* Extract
━━━━━━━━━━━━━━━━━━━━━━━━━━━━━━
Reduced alcohol preference and intake after fecal transplant in patients with alcohol use disorder is transmissible to germ-free mice
Jennifer T. Wolstenholme, Justin M. Saunders, Maren L. Smith, Jason D. Kang, Phillip B. Hylemon, Javier González‐Maeso, Andrew Fagan, Derrick Zhao, Masoumeh Sikaroodi, Jeremy Herzog, Amirhossein Shamsaddini, Marcela Peña‐Rodríguez, Lianyong Su, Yunling Tai, Jing Zheng, Po-Cheng Cheng, R. Balfour Sartor, Patrick M. Gillevet, Huiping Zhou, Jasmohan S. Bajaj
Abstract
Alcohol use disorder is a major cause of morbidity, which requires newer treatment approaches. We previously showed in a randomized clinical trial that alcohol craving and consumption reduces after fecal transplantation. Here, to determine if this could be transmitted through microbial transfer, germ-free male C57BL/6 mice received stool or sterile supernatants collected from the trial participants pre-/post-fecal transplant. We found that mice colonized with post-fecal transplant stool but not supernatants reduced ethanol acceptance, intake and preference versus pre-fecal transplant colonized mice. Microbial taxa that were higher in post-fecal transplant humans were also associated with lower murine alcohol intake and preference. A majority of the differentially expressed genes (immune response, inflammation, oxidative stress response, and epithelial cell proliferation) occurred in the intestine rather than the liver and prefrontal cortex. These findings suggest a potential for therapeutically targeting gut microbiota and the microbial-intestinal interface to alter gut-liver-brain axis and reduce alcohol consumption in humans.
━━━━━━━━━━━━━━━━━━━━━━━━━━━━━━
* Exercise description
From the abstract on fecal transplant and alcohol use disorder, list each category of differentially expressed genes that it names. The records that come next are separate material with no connection to the abstract.

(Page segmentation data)
━━━━━━━━━━━━━━━━━━━━━━━━━━━━━━
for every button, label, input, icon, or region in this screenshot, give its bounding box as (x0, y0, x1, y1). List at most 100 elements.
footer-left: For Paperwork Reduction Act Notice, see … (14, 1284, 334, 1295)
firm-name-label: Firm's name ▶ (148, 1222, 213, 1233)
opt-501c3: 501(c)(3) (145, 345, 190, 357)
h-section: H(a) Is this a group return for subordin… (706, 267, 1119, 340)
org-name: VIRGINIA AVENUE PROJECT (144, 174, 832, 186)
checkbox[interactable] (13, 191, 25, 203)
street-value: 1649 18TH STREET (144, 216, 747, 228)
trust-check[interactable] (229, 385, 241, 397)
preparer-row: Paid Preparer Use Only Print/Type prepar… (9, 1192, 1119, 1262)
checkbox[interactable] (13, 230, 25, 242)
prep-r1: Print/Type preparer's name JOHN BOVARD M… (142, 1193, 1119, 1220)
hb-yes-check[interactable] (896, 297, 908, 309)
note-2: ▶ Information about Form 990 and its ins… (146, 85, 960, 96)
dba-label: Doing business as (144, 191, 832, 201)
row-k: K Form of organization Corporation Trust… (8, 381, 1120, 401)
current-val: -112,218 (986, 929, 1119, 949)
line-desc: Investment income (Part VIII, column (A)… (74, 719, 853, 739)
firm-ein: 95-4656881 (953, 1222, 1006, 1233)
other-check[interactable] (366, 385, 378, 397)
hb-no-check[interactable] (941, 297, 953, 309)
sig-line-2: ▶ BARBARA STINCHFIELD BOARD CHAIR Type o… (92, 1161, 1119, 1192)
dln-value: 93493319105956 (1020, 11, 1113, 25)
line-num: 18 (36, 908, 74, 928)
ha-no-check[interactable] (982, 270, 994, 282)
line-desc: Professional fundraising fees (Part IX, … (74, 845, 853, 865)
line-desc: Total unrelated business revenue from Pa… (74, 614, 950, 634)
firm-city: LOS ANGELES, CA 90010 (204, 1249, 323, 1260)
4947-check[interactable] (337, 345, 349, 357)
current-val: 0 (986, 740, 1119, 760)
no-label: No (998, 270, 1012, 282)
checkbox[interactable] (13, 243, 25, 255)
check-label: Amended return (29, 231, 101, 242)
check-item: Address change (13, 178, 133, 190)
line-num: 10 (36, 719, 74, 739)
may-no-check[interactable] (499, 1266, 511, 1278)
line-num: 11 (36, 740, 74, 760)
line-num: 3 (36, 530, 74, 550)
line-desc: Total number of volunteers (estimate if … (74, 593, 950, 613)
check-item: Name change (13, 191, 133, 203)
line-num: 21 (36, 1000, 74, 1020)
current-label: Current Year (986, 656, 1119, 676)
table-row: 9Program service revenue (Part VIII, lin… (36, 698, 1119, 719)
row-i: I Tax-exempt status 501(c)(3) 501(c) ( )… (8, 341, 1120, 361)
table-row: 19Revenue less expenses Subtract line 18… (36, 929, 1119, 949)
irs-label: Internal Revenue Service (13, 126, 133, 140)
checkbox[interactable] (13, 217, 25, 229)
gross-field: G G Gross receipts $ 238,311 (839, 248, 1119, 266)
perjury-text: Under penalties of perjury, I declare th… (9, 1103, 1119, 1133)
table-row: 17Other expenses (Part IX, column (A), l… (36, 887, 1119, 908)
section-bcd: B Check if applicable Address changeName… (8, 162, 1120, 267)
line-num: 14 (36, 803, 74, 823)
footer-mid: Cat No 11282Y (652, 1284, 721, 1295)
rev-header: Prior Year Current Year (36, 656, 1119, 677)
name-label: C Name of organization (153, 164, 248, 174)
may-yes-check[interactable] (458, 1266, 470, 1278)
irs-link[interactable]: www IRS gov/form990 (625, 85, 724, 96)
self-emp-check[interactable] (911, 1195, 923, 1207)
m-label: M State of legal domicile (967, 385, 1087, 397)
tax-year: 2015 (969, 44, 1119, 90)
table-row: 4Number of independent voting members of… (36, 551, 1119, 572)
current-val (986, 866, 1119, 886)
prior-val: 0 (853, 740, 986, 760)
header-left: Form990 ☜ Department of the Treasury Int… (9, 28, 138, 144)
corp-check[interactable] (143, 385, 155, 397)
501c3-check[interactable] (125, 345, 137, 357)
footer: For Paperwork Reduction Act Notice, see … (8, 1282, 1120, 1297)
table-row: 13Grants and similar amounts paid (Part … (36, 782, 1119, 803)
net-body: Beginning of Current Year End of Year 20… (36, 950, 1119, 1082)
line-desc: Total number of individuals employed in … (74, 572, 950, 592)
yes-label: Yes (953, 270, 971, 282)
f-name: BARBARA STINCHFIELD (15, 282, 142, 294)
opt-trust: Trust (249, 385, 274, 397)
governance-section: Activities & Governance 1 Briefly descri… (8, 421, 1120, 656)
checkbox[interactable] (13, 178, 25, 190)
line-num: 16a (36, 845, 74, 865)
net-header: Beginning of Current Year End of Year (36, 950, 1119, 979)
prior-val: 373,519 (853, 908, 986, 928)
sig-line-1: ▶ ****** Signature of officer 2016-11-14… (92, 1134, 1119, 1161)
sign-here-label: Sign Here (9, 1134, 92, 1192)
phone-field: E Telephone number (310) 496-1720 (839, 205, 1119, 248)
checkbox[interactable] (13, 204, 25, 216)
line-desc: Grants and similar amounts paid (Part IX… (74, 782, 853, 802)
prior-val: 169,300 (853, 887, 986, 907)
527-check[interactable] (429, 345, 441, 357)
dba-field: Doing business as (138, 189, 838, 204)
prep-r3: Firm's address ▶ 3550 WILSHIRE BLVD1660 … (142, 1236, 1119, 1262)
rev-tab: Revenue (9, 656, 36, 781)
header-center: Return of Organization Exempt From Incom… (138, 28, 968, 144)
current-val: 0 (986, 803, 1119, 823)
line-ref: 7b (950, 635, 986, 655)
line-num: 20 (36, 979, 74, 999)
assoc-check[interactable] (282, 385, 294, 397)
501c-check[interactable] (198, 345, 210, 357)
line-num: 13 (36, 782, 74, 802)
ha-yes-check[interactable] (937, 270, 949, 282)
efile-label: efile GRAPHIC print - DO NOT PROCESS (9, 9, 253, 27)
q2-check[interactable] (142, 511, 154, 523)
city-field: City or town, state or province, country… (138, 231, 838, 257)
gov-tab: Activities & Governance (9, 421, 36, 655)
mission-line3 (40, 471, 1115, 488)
━━━━━━━━━━━━━━━━━━━━━━━━━━━━━━
* Response area
- Immune response
- Inflammation
- Oxidative stress response
- Epithelial cell proliferation